Read the lines that follow and tally those with the word "Camila"; give the number and nothing else.

-- start Given information --

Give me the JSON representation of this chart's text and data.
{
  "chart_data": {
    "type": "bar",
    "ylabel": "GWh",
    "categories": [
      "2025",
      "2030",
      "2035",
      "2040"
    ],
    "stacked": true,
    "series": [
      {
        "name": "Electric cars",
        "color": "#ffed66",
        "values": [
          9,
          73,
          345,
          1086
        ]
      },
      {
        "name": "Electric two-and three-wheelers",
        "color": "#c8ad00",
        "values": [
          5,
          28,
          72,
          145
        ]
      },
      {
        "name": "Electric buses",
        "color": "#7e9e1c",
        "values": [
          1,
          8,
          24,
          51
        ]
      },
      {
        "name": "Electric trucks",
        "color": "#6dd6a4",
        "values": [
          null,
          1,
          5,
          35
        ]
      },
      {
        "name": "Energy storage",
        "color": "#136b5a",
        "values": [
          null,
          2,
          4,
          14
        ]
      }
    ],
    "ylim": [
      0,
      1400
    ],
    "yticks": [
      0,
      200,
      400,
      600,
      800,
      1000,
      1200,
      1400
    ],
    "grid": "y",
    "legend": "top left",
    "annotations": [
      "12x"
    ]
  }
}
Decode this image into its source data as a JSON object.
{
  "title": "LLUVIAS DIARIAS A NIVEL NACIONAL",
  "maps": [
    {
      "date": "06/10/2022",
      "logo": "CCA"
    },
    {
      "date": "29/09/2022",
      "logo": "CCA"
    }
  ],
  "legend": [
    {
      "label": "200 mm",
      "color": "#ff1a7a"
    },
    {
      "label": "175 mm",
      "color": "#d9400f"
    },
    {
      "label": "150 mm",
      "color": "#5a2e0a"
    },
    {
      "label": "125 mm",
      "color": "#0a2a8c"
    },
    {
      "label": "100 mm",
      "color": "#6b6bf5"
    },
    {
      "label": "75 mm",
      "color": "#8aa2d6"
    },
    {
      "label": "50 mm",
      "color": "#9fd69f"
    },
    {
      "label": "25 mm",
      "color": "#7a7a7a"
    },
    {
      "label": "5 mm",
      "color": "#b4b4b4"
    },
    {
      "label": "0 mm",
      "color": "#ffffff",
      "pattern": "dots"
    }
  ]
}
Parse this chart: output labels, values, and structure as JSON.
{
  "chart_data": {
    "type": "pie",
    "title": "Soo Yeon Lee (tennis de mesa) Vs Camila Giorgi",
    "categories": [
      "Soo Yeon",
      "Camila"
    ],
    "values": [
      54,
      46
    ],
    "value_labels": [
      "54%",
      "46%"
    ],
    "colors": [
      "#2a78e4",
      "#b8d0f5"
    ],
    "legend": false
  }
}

-- end Given information --

Task answer
2